SHORT TASK: Check each line of the material below for the string "ylabel", then report how many lines have it, and nothing else.

[begin ITEMS]

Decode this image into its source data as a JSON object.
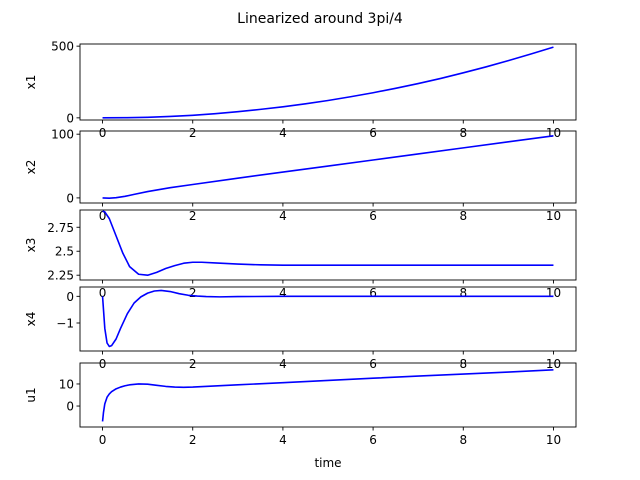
{
  "chart_data": {
    "type": "line",
    "title": "Linearized around 3pi/4",
    "xlabel": "time",
    "xlim": [
      -0.5,
      10.5
    ],
    "xticks": [
      0,
      2,
      4,
      6,
      8,
      10
    ],
    "line_color": "#0000ff",
    "panels": [
      {
        "ylabel": "x1",
        "ylim": [
          -15,
          515
        ],
        "yticks": [
          0,
          500
        ],
        "x": [
          0,
          0.5,
          1,
          1.5,
          2,
          2.5,
          3,
          3.5,
          4,
          4.5,
          5,
          5.5,
          6,
          6.5,
          7,
          7.5,
          8,
          8.5,
          9,
          9.5,
          10
        ],
        "y": [
          0,
          1,
          4,
          10,
          18,
          29,
          43,
          59,
          77,
          98,
          121,
          147,
          175,
          206,
          239,
          275,
          314,
          355,
          399,
          445,
          493
        ]
      },
      {
        "ylabel": "x2",
        "ylim": [
          -8,
          105
        ],
        "yticks": [
          0,
          100
        ],
        "x": [
          0,
          0.15,
          0.3,
          0.5,
          0.7,
          1,
          1.5,
          2,
          3,
          4,
          5,
          6,
          7,
          8,
          9,
          10
        ],
        "y": [
          0,
          -0.5,
          0.3,
          2.5,
          5.5,
          10,
          16,
          21,
          31,
          40.5,
          50,
          59.5,
          69,
          78.5,
          88,
          97.5
        ]
      },
      {
        "ylabel": "x3",
        "ylim": [
          2.2,
          2.93
        ],
        "yticks": [
          2.25,
          2.5,
          2.75
        ],
        "x": [
          0,
          0.05,
          0.15,
          0.3,
          0.45,
          0.6,
          0.8,
          1.0,
          1.2,
          1.4,
          1.6,
          1.8,
          2.0,
          2.2,
          2.5,
          3.0,
          3.5,
          4.0,
          5.0,
          6.0,
          7.0,
          8.0,
          9.0,
          10.0
        ],
        "y": [
          2.92,
          2.91,
          2.84,
          2.66,
          2.48,
          2.34,
          2.26,
          2.25,
          2.28,
          2.32,
          2.35,
          2.375,
          2.385,
          2.385,
          2.378,
          2.366,
          2.358,
          2.355,
          2.354,
          2.354,
          2.354,
          2.354,
          2.354,
          2.354
        ]
      },
      {
        "ylabel": "x4",
        "ylim": [
          -2.05,
          0.35
        ],
        "yticks": [
          0,
          -1
        ],
        "x": [
          0,
          0.05,
          0.1,
          0.15,
          0.2,
          0.3,
          0.4,
          0.55,
          0.7,
          0.85,
          1.0,
          1.15,
          1.3,
          1.5,
          1.7,
          1.9,
          2.1,
          2.3,
          2.6,
          3.0,
          4.0,
          5.0,
          6.0,
          7.0,
          8.0,
          9.0,
          10.0
        ],
        "y": [
          0,
          -1.2,
          -1.75,
          -1.88,
          -1.85,
          -1.6,
          -1.2,
          -0.65,
          -0.25,
          -0.02,
          0.12,
          0.2,
          0.22,
          0.18,
          0.1,
          0.04,
          0.01,
          -0.01,
          -0.02,
          -0.01,
          0,
          0,
          0,
          0,
          0,
          0,
          0
        ]
      },
      {
        "ylabel": "u1",
        "ylim": [
          -9.5,
          19.5
        ],
        "yticks": [
          0,
          10
        ],
        "x": [
          0,
          0.02,
          0.05,
          0.1,
          0.15,
          0.2,
          0.3,
          0.4,
          0.5,
          0.6,
          0.8,
          1.0,
          1.2,
          1.4,
          1.6,
          1.8,
          2.0,
          3.0,
          4.0,
          5.0,
          6.0,
          7.0,
          8.0,
          9.0,
          10.0
        ],
        "y": [
          -7,
          -3,
          1,
          4,
          5.5,
          6.5,
          7.8,
          8.6,
          9.2,
          9.6,
          10.0,
          9.9,
          9.4,
          8.9,
          8.6,
          8.5,
          8.6,
          9.6,
          10.6,
          11.6,
          12.6,
          13.6,
          14.5,
          15.4,
          16.4
        ]
      }
    ]
  }
}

[end ITEMS]

REPLY TO THE EXERCISE: 5